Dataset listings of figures
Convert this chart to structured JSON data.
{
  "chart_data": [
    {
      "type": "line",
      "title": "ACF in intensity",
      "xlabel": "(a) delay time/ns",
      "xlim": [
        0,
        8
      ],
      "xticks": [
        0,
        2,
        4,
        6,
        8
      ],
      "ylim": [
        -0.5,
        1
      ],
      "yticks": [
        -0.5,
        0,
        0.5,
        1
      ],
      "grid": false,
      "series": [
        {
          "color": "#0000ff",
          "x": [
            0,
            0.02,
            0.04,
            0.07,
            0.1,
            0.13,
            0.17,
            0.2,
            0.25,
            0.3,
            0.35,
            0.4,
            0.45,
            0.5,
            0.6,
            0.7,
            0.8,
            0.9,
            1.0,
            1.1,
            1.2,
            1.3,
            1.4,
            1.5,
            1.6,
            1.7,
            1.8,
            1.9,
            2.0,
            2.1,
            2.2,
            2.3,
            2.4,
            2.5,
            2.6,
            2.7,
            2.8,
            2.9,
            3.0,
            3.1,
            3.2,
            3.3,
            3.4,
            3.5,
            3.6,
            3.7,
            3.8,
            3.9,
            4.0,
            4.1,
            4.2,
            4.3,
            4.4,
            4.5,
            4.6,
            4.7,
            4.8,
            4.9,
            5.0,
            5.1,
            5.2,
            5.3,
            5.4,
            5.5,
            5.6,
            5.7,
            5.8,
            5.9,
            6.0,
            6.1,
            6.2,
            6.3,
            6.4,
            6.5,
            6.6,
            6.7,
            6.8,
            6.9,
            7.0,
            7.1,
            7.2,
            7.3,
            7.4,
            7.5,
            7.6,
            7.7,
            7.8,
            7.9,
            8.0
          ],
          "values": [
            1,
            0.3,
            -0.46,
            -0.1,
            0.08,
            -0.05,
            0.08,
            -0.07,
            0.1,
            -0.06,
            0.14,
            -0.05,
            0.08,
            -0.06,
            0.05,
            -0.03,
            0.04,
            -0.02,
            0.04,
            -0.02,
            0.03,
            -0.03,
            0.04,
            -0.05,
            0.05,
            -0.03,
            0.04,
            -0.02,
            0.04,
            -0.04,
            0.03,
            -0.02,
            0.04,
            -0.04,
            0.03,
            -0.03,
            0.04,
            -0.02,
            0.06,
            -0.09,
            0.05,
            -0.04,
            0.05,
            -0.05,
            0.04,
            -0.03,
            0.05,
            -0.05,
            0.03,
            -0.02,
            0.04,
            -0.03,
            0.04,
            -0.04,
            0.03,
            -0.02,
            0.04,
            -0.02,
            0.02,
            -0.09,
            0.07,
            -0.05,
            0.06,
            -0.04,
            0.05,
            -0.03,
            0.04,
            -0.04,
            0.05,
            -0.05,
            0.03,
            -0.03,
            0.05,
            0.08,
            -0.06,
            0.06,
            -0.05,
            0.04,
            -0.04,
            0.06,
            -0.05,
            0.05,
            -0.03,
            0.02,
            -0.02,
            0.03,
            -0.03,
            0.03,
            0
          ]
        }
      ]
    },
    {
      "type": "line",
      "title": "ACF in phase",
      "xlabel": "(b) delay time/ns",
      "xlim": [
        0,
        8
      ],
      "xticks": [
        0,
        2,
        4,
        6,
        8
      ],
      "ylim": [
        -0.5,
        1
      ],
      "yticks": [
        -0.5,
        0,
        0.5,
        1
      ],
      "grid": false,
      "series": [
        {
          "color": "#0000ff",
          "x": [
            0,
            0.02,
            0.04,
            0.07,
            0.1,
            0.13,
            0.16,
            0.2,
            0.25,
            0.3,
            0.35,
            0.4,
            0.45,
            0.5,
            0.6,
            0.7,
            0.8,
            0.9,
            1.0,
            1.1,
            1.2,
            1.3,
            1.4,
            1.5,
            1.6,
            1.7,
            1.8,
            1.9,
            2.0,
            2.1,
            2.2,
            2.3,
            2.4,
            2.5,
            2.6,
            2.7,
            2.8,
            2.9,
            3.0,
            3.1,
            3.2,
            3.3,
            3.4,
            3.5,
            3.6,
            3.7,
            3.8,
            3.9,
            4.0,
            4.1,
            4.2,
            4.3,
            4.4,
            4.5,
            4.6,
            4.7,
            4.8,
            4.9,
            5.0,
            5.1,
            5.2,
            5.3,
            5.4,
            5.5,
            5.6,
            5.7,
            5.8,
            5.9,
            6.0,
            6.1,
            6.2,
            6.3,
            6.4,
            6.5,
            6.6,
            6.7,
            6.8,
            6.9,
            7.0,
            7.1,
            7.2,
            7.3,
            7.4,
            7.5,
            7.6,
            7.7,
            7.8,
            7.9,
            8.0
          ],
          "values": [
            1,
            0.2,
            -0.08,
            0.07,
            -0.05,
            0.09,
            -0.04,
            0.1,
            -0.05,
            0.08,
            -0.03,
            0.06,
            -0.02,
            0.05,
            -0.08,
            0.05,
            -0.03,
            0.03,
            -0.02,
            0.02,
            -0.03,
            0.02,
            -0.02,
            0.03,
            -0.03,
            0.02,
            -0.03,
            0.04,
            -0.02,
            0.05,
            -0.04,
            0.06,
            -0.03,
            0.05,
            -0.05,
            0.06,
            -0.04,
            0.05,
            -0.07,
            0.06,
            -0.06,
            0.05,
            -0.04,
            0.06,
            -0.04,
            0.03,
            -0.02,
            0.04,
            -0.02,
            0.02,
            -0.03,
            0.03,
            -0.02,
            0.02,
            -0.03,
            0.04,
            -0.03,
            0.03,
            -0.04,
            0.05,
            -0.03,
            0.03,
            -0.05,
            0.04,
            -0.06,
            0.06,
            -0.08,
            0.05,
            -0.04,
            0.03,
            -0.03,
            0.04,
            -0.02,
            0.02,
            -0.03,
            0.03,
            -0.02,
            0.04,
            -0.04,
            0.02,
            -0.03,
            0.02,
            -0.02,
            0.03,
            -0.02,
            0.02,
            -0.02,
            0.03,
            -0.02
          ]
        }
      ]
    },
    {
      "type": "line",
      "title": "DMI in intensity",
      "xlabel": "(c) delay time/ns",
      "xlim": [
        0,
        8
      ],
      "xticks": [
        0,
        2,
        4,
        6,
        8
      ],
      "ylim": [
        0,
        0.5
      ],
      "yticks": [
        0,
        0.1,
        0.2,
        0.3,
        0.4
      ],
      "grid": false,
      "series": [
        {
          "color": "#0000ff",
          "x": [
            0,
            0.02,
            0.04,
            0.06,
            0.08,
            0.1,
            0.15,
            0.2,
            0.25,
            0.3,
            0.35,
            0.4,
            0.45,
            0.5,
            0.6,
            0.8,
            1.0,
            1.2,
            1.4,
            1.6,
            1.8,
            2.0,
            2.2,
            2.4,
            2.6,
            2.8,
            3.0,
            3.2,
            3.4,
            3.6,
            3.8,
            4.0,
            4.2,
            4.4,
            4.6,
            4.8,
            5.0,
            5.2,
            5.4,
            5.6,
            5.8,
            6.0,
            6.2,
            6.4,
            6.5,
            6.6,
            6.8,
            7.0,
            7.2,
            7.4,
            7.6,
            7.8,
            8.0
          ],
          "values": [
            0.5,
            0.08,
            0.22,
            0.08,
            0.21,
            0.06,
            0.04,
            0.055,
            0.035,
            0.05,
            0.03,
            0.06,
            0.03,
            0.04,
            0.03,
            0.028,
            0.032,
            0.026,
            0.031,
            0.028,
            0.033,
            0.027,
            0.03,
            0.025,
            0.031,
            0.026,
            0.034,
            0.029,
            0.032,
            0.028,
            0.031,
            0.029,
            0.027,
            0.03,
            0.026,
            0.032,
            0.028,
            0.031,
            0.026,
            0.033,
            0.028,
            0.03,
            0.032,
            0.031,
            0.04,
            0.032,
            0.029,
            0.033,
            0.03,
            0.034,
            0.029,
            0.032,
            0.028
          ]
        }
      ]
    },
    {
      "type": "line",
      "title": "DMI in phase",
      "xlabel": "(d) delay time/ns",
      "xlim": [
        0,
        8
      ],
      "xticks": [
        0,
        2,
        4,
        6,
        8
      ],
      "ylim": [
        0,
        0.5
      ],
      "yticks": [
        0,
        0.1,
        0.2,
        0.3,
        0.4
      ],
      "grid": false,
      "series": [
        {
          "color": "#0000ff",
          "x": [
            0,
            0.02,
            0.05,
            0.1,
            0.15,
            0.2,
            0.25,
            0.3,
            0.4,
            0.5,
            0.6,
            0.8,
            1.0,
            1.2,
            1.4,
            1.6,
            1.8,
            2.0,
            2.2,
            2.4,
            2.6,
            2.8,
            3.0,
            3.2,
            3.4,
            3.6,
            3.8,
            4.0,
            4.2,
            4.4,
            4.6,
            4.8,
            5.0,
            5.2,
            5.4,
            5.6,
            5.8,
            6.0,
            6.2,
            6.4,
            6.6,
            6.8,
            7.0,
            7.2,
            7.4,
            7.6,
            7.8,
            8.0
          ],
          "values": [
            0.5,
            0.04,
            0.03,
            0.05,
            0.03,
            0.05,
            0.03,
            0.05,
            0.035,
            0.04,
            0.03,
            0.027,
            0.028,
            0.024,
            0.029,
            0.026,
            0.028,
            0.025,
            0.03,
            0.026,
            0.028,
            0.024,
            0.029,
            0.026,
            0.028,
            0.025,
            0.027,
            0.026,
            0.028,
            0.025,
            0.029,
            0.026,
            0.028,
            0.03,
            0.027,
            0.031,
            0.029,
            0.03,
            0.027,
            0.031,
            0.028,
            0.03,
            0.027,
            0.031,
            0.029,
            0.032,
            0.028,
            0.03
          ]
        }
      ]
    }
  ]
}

* _WHAT THE TASK ASKS_: From the material above, copy each line that includes the word "xlabel".

* _ANSWER TO THE PROBLEM_:
      "xlabel": "(a) delay time/ns",
      "xlabel": "(b) delay time/ns",
      "xlabel": "(c) delay time/ns",
      "xlabel": "(d) delay time/ns",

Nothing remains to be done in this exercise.